INSTRUCTIONS TO FOLLOW » Retype all the records with nothing changed.

(Figure contents as structured data)
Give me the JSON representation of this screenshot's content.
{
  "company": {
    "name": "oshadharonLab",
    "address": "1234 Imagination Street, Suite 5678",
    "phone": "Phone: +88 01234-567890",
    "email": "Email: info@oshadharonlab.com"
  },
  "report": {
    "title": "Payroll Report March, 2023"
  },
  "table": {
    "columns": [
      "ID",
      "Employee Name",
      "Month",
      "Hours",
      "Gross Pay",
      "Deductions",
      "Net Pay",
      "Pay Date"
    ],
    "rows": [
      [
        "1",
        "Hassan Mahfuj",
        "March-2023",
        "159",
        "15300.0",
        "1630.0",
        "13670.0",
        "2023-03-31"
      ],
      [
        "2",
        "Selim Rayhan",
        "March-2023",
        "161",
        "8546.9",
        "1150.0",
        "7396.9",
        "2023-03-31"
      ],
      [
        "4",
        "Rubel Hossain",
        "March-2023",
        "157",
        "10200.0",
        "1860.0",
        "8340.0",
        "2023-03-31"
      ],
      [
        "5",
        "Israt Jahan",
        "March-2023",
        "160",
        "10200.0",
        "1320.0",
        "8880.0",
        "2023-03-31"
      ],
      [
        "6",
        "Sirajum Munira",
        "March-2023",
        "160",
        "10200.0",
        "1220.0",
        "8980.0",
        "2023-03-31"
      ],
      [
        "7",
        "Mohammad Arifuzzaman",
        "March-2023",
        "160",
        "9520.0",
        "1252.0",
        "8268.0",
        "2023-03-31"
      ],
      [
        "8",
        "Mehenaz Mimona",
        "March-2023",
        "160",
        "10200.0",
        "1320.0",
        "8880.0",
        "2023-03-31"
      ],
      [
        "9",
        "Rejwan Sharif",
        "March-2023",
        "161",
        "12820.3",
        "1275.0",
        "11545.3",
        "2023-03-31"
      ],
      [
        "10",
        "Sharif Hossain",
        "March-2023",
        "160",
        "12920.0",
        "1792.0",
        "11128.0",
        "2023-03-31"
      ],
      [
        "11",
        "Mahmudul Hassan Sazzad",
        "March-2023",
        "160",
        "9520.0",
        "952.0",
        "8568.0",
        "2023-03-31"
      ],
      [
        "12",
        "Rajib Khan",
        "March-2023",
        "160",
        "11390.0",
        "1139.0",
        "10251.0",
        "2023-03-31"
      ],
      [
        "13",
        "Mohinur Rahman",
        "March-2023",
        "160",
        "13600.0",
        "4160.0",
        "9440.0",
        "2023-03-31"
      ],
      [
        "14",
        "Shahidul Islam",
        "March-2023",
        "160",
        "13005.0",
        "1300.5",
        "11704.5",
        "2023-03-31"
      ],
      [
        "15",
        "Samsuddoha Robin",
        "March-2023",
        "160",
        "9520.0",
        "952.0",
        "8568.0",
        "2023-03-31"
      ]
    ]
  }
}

ANSWER TO THIS PROBLEM »
Give me the JSON representation of this screenshot's content.
{
  "company": {
    "name": "oshadharonLab",
    "address": "1234 Imagination Street, Suite 5678",
    "phone": "Phone: +88 01234-567890",
    "email": "Email: info@oshadharonlab.com"
  },
  "report": {
    "title": "Payroll Report March, 2023"
  },
  "table": {
    "columns": [
      "ID",
      "Employee Name",
      "Month",
      "Hours",
      "Gross Pay",
      "Deductions",
      "Net Pay",
      "Pay Date"
    ],
    "rows": [
      [
        "1",
        "Hassan Mahfuj",
        "March-2023",
        "159",
        "15300.0",
        "1630.0",
        "13670.0",
        "2023-03-31"
      ],
      [
        "2",
        "Selim Rayhan",
        "March-2023",
        "161",
        "8546.9",
        "1150.0",
        "7396.9",
        "2023-03-31"
      ],
      [
        "4",
        "Rubel Hossain",
        "March-2023",
        "157",
        "10200.0",
        "1860.0",
        "8340.0",
        "2023-03-31"
      ],
      [
        "5",
        "Israt Jahan",
        "March-2023",
        "160",
        "10200.0",
        "1320.0",
        "8880.0",
        "2023-03-31"
      ],
      [
        "6",
        "Sirajum Munira",
        "March-2023",
        "160",
        "10200.0",
        "1220.0",
        "8980.0",
        "2023-03-31"
      ],
      [
        "7",
        "Mohammad Arifuzzaman",
        "March-2023",
        "160",
        "9520.0",
        "1252.0",
        "8268.0",
        "2023-03-31"
      ],
      [
        "8",
        "Mehenaz Mimona",
        "March-2023",
        "160",
        "10200.0",
        "1320.0",
        "8880.0",
        "2023-03-31"
      ],
      [
        "9",
        "Rejwan Sharif",
        "March-2023",
        "161",
        "12820.3",
        "1275.0",
        "11545.3",
        "2023-03-31"
      ],
      [
        "10",
        "Sharif Hossain",
        "March-2023",
        "160",
        "12920.0",
        "1792.0",
        "11128.0",
        "2023-03-31"
      ],
      [
        "11",
        "Mahmudul Hassan Sazzad",
        "March-2023",
        "160",
        "9520.0",
        "952.0",
        "8568.0",
        "2023-03-31"
      ],
      [
        "12",
        "Rajib Khan",
        "March-2023",
        "160",
        "11390.0",
        "1139.0",
        "10251.0",
        "2023-03-31"
      ],
      [
        "13",
        "Mohinur Rahman",
        "March-2023",
        "160",
        "13600.0",
        "4160.0",
        "9440.0",
        "2023-03-31"
      ],
      [
        "14",
        "Shahidul Islam",
        "March-2023",
        "160",
        "13005.0",
        "1300.5",
        "11704.5",
        "2023-03-31"
      ],
      [
        "15",
        "Samsuddoha Robin",
        "March-2023",
        "160",
        "9520.0",
        "952.0",
        "8568.0",
        "2023-03-31"
      ]
    ]
  }
}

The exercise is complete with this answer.